Reproduce every record below exactly, without the pictures.
Content starts
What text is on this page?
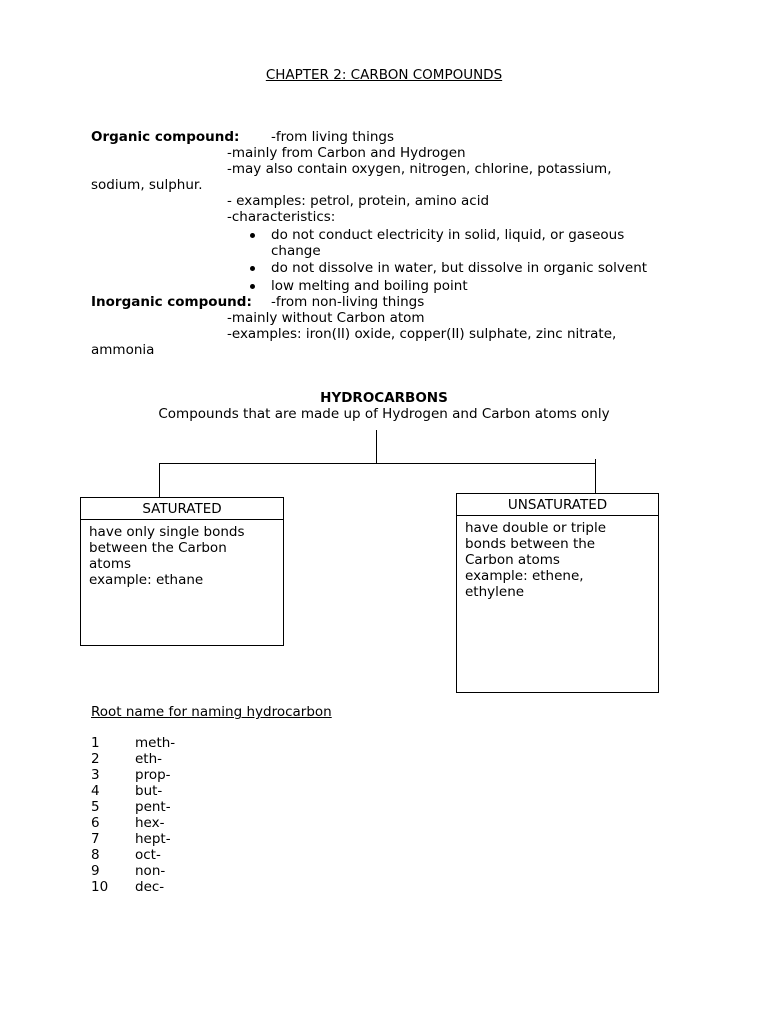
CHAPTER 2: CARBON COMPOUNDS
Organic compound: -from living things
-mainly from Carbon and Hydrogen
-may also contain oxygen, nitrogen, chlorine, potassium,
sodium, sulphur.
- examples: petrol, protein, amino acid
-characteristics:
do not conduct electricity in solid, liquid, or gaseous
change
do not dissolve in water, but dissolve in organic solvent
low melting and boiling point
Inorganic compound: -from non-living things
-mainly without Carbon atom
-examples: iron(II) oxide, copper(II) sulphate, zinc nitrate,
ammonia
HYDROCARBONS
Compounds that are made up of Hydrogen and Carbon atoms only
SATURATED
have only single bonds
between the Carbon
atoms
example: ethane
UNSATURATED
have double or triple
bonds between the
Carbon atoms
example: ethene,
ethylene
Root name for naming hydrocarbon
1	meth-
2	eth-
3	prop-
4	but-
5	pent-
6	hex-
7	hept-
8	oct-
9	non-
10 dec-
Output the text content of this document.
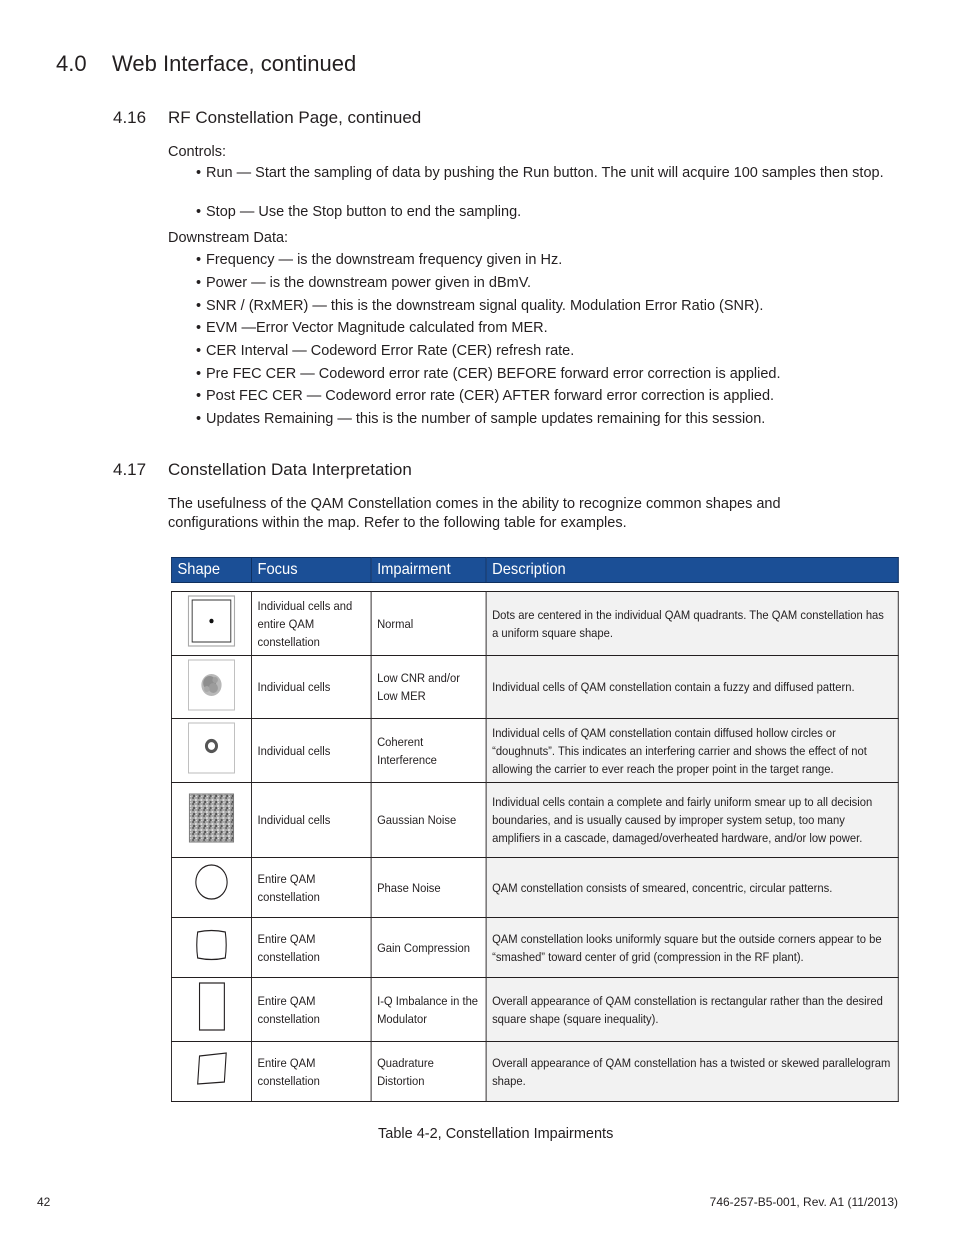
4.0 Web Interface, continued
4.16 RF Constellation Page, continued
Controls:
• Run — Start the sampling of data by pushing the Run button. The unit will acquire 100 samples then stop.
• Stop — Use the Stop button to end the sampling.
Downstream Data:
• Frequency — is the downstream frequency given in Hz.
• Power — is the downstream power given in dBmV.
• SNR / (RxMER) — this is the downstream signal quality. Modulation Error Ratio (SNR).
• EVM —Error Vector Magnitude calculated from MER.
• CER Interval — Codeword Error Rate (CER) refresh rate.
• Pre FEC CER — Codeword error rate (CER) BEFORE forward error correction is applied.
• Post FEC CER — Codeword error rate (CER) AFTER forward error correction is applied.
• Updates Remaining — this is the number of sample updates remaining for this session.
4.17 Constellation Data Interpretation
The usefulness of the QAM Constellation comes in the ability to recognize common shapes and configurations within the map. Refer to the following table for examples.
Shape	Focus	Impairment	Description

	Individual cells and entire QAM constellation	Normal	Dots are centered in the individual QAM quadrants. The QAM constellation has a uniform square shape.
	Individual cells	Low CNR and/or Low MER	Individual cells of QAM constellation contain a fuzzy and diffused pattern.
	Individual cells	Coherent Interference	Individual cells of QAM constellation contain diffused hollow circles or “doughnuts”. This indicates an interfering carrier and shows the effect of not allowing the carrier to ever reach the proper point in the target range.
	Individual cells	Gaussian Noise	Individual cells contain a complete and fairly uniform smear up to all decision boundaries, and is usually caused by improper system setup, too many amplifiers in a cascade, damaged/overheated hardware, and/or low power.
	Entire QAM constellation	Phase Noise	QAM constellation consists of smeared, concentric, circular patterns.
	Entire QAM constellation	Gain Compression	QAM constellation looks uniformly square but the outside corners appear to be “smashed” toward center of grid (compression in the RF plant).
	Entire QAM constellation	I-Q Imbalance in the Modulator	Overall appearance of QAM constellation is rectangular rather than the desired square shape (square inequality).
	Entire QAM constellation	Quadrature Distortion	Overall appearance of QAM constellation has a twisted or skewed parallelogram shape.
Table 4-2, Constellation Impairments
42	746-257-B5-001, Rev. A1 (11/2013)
Content ends
Reply to the task >>
What text is on this page?
CHAPTER 2: CARBON COMPOUNDS
Organic compound: -from living things
-mainly from Carbon and Hydrogen
-may also contain oxygen, nitrogen, chlorine, potassium,
sodium, sulphur.
- examples: petrol, protein, amino acid
-characteristics:
do not conduct electricity in solid, liquid, or gaseous
change
do not dissolve in water, but dissolve in organic solvent
low melting and boiling point
Inorganic compound: -from non-living things
-mainly without Carbon atom
-examples: iron(II) oxide, copper(II) sulphate, zinc nitrate,
ammonia
HYDROCARBONS
Compounds that are made up of Hydrogen and Carbon atoms only
SATURATED
have only single bonds
between the Carbon
atoms
example: ethane
UNSATURATED
have double or triple
bonds between the
Carbon atoms
example: ethene,
ethylene
Root name for naming hydrocarbon
1	meth-
2	eth-
3	prop-
4	but-
5	pent-
6	hex-
7	hept-
8	oct-
9	non-
10 dec-
Output the text content of this document.
4.0 Web Interface, continued
4.16 RF Constellation Page, continued
Controls:
• Run — Start the sampling of data by pushing the Run button. The unit will acquire 100 samples then stop.
• Stop — Use the Stop button to end the sampling.
Downstream Data:
• Frequency — is the downstream frequency given in Hz.
• Power — is the downstream power given in dBmV.
• SNR / (RxMER) — this is the downstream signal quality. Modulation Error Ratio (SNR).
• EVM —Error Vector Magnitude calculated from MER.
• CER Interval — Codeword Error Rate (CER) refresh rate.
• Pre FEC CER — Codeword error rate (CER) BEFORE forward error correction is applied.
• Post FEC CER — Codeword error rate (CER) AFTER forward error correction is applied.
• Updates Remaining — this is the number of sample updates remaining for this session.
4.17 Constellation Data Interpretation
The usefulness of the QAM Constellation comes in the ability to recognize common shapes and configurations within the map. Refer to the following table for examples.
Shape	Focus	Impairment	Description

	Individual cells and entire QAM constellation	Normal	Dots are centered in the individual QAM quadrants. The QAM constellation has a uniform square shape.
	Individual cells	Low CNR and/or Low MER	Individual cells of QAM constellation contain a fuzzy and diffused pattern.
	Individual cells	Coherent Interference	Individual cells of QAM constellation contain diffused hollow circles or “doughnuts”. This indicates an interfering carrier and shows the effect of not allowing the carrier to ever reach the proper point in the target range.
	Individual cells	Gaussian Noise	Individual cells contain a complete and fairly uniform smear up to all decision boundaries, and is usually caused by improper system setup, too many amplifiers in a cascade, damaged/overheated hardware, and/or low power.
	Entire QAM constellation	Phase Noise	QAM constellation consists of smeared, concentric, circular patterns.
	Entire QAM constellation	Gain Compression	QAM constellation looks uniformly square but the outside corners appear to be “smashed” toward center of grid (compression in the RF plant).
	Entire QAM constellation	I-Q Imbalance in the Modulator	Overall appearance of QAM constellation is rectangular rather than the desired square shape (square inequality).
	Entire QAM constellation	Quadrature Distortion	Overall appearance of QAM constellation has a twisted or skewed parallelogram shape.
Table 4-2, Constellation Impairments
42	746-257-B5-001, Rev. A1 (11/2013)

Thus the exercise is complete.